Exercise — Show all lines holding "color".

Data in this exercise —
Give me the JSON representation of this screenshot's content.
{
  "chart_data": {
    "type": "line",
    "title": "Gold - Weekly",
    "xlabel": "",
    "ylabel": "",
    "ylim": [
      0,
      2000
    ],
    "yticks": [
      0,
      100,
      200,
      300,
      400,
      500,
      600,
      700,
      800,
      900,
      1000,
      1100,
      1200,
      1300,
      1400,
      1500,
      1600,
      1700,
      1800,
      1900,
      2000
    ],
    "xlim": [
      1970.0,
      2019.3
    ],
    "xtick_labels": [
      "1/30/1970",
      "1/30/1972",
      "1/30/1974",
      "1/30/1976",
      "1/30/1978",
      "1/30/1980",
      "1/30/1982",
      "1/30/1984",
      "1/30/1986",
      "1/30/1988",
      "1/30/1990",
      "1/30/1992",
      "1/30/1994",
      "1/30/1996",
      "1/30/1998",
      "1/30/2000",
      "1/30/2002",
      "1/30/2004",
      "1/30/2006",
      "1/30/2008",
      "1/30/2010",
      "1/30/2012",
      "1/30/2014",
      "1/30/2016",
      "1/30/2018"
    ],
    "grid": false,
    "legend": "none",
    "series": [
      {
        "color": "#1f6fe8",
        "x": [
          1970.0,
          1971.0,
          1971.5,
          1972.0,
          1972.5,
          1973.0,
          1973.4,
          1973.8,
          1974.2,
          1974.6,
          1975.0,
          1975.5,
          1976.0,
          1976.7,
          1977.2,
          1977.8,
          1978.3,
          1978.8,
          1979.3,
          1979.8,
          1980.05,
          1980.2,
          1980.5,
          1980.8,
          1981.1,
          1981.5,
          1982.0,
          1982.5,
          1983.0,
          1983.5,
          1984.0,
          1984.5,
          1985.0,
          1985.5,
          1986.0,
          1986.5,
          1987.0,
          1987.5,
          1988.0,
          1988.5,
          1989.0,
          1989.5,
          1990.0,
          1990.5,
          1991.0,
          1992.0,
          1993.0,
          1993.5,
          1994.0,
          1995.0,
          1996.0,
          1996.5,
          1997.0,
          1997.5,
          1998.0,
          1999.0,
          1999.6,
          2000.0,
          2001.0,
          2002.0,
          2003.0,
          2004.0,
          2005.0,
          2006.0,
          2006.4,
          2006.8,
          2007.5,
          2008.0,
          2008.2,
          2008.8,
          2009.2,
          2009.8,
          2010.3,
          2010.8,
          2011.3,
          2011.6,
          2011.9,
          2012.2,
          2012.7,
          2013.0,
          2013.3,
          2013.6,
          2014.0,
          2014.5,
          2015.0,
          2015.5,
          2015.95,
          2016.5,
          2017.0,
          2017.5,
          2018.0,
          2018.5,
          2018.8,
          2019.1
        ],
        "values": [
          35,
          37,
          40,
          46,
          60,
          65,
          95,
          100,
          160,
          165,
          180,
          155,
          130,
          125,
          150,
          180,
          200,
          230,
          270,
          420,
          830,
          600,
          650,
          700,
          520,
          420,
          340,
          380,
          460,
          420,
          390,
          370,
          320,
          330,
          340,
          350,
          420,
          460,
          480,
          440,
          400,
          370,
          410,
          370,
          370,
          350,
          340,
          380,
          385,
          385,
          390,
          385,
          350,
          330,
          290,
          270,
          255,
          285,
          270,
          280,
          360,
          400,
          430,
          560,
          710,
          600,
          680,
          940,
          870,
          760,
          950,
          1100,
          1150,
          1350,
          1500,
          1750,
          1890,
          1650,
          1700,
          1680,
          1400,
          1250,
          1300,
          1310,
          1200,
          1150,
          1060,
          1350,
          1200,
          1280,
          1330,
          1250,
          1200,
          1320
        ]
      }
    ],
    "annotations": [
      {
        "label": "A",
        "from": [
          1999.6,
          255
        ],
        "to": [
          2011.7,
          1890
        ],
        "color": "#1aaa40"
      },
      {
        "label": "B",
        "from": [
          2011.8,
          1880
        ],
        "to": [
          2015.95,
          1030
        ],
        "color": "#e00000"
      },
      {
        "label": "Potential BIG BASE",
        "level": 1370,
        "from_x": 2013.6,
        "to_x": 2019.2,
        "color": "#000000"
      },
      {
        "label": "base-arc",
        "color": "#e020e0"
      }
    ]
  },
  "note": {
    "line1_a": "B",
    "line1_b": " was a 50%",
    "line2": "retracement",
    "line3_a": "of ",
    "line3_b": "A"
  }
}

Response to this exercise —
        "color": "#1f6fe8",
        "color": "#1aaa40"
        "color": "#e00000"
        "color": "#000000"
        "color": "#e020e0"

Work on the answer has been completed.